WHAT THIS TASK INVOLVES: From the listing that follows, output everything exactly except the pictures.

EXERCISE INPUT:
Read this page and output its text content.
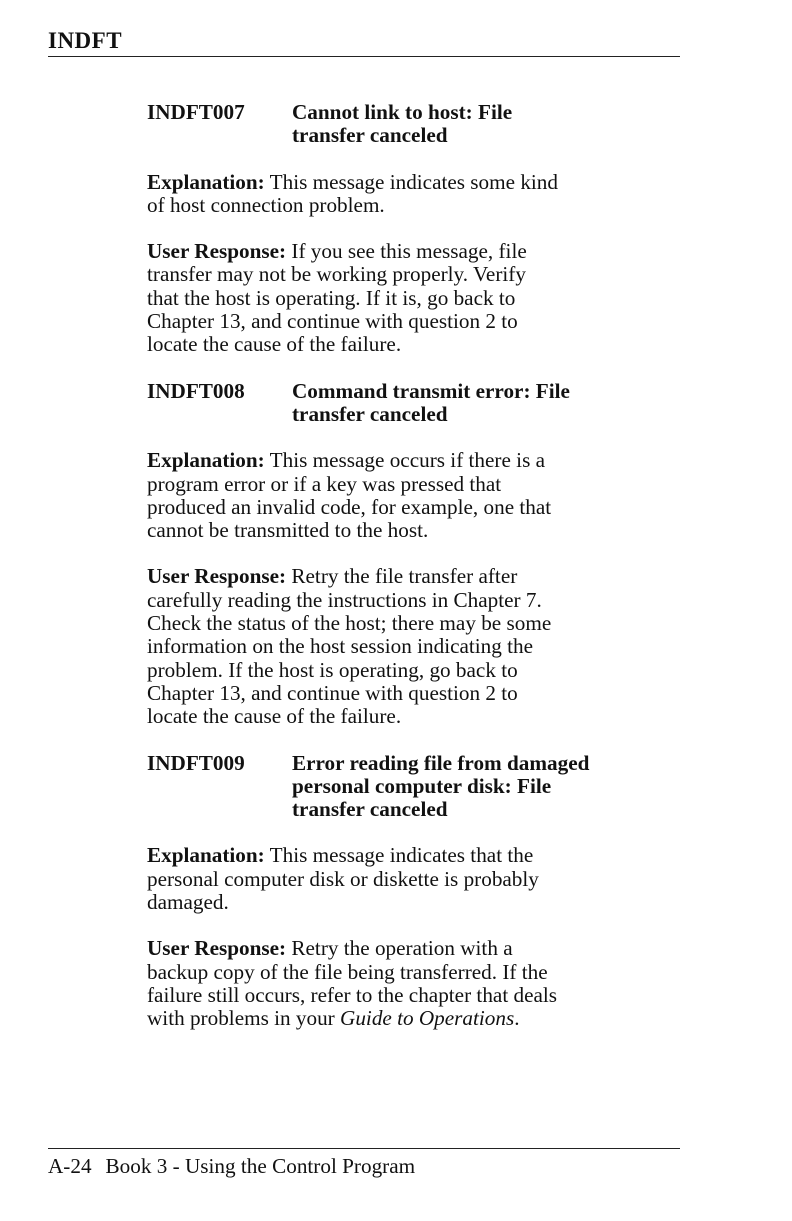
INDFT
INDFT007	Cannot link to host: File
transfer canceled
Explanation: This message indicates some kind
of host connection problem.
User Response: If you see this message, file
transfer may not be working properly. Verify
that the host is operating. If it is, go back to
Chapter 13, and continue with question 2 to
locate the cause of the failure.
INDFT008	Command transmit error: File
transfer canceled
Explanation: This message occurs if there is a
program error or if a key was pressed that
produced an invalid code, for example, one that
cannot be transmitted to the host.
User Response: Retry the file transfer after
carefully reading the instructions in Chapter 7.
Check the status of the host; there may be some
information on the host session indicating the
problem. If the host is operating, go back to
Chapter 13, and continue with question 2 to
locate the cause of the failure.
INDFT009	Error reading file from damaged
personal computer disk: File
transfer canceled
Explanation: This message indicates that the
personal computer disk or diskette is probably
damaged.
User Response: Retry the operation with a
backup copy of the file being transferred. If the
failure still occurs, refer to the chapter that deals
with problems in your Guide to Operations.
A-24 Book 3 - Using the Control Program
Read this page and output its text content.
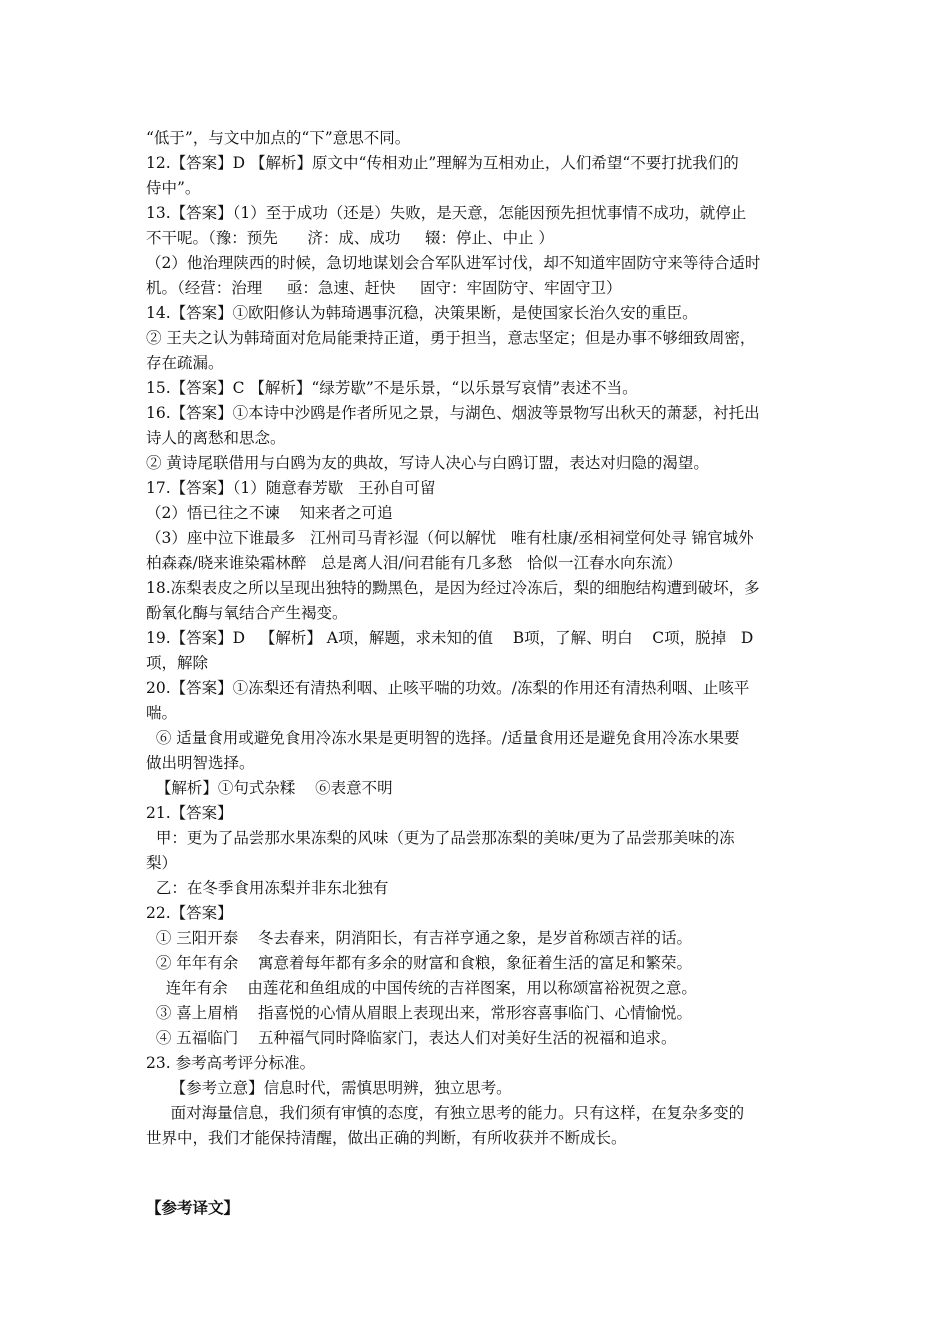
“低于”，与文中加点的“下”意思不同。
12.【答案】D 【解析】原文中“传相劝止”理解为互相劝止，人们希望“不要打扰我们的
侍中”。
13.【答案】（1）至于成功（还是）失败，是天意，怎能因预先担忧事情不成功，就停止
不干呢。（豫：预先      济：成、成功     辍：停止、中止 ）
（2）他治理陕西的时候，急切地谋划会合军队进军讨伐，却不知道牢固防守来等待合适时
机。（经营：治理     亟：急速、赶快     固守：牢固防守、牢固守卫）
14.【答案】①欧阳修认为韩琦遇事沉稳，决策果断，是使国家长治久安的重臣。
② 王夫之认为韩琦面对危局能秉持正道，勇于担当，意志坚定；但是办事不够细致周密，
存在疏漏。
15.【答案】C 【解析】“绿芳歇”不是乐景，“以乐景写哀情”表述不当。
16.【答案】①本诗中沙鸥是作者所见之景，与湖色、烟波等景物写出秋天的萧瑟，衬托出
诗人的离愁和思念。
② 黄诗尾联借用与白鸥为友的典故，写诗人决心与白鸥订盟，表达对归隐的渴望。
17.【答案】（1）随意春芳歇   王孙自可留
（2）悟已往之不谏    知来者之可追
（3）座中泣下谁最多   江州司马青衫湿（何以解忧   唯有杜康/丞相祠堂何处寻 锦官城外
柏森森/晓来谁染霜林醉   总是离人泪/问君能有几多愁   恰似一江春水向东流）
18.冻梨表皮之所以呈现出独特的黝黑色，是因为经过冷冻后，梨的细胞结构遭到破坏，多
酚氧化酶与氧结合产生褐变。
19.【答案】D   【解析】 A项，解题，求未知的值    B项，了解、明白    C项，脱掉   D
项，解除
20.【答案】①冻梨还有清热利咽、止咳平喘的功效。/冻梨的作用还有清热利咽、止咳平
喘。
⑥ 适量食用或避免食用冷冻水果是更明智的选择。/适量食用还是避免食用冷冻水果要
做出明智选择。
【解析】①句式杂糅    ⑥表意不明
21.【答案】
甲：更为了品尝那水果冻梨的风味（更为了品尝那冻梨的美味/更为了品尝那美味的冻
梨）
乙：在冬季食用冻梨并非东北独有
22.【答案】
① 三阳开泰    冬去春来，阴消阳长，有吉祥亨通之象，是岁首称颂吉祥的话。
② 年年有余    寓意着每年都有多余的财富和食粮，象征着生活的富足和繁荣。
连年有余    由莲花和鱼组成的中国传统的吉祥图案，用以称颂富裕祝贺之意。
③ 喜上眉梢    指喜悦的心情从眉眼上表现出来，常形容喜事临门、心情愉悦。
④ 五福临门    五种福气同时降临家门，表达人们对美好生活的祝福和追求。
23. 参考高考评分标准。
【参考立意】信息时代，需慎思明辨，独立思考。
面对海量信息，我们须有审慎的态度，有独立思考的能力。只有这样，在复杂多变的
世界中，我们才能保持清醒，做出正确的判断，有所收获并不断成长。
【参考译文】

RESULT BELOW:
Read this page and output its text content.
INDFT
INDFT007	Cannot link to host: File
transfer canceled
Explanation: This message indicates some kind
of host connection problem.
User Response: If you see this message, file
transfer may not be working properly. Verify
that the host is operating. If it is, go back to
Chapter 13, and continue with question 2 to
locate the cause of the failure.
INDFT008	Command transmit error: File
transfer canceled
Explanation: This message occurs if there is a
program error or if a key was pressed that
produced an invalid code, for example, one that
cannot be transmitted to the host.
User Response: Retry the file transfer after
carefully reading the instructions in Chapter 7.
Check the status of the host; there may be some
information on the host session indicating the
problem. If the host is operating, go back to
Chapter 13, and continue with question 2 to
locate the cause of the failure.
INDFT009	Error reading file from damaged
personal computer disk: File
transfer canceled
Explanation: This message indicates that the
personal computer disk or diskette is probably
damaged.
User Response: Retry the operation with a
backup copy of the file being transferred. If the
failure still occurs, refer to the chapter that deals
with problems in your Guide to Operations.
A-24 Book 3 - Using the Control Program
Read this page and output its text content.
“低于”，与文中加点的“下”意思不同。
12.【答案】D 【解析】原文中“传相劝止”理解为互相劝止，人们希望“不要打扰我们的
侍中”。
13.【答案】（1）至于成功（还是）失败，是天意，怎能因预先担忧事情不成功，就停止
不干呢。（豫：预先      济：成、成功     辍：停止、中止 ）
（2）他治理陕西的时候，急切地谋划会合军队进军讨伐，却不知道牢固防守来等待合适时
机。（经营：治理     亟：急速、赶快     固守：牢固防守、牢固守卫）
14.【答案】①欧阳修认为韩琦遇事沉稳，决策果断，是使国家长治久安的重臣。
② 王夫之认为韩琦面对危局能秉持正道，勇于担当，意志坚定；但是办事不够细致周密，
存在疏漏。
15.【答案】C 【解析】“绿芳歇”不是乐景，“以乐景写哀情”表述不当。
16.【答案】①本诗中沙鸥是作者所见之景，与湖色、烟波等景物写出秋天的萧瑟，衬托出
诗人的离愁和思念。
② 黄诗尾联借用与白鸥为友的典故，写诗人决心与白鸥订盟，表达对归隐的渴望。
17.【答案】（1）随意春芳歇   王孙自可留
（2）悟已往之不谏    知来者之可追
（3）座中泣下谁最多   江州司马青衫湿（何以解忧   唯有杜康/丞相祠堂何处寻 锦官城外
柏森森/晓来谁染霜林醉   总是离人泪/问君能有几多愁   恰似一江春水向东流）
18.冻梨表皮之所以呈现出独特的黝黑色，是因为经过冷冻后，梨的细胞结构遭到破坏，多
酚氧化酶与氧结合产生褐变。
19.【答案】D   【解析】 A项，解题，求未知的值    B项，了解、明白    C项，脱掉   D
项，解除
20.【答案】①冻梨还有清热利咽、止咳平喘的功效。/冻梨的作用还有清热利咽、止咳平
喘。
⑥ 适量食用或避免食用冷冻水果是更明智的选择。/适量食用还是避免食用冷冻水果要
做出明智选择。
【解析】①句式杂糅    ⑥表意不明
21.【答案】
甲：更为了品尝那水果冻梨的风味（更为了品尝那冻梨的美味/更为了品尝那美味的冻
梨）
乙：在冬季食用冻梨并非东北独有
22.【答案】
① 三阳开泰    冬去春来，阴消阳长，有吉祥亨通之象，是岁首称颂吉祥的话。
② 年年有余    寓意着每年都有多余的财富和食粮，象征着生活的富足和繁荣。
连年有余    由莲花和鱼组成的中国传统的吉祥图案，用以称颂富裕祝贺之意。
③ 喜上眉梢    指喜悦的心情从眉眼上表现出来，常形容喜事临门、心情愉悦。
④ 五福临门    五种福气同时降临家门，表达人们对美好生活的祝福和追求。
23. 参考高考评分标准。
【参考立意】信息时代，需慎思明辨，独立思考。
面对海量信息，我们须有审慎的态度，有独立思考的能力。只有这样，在复杂多变的
世界中，我们才能保持清醒，做出正确的判断，有所收获并不断成长。
【参考译文】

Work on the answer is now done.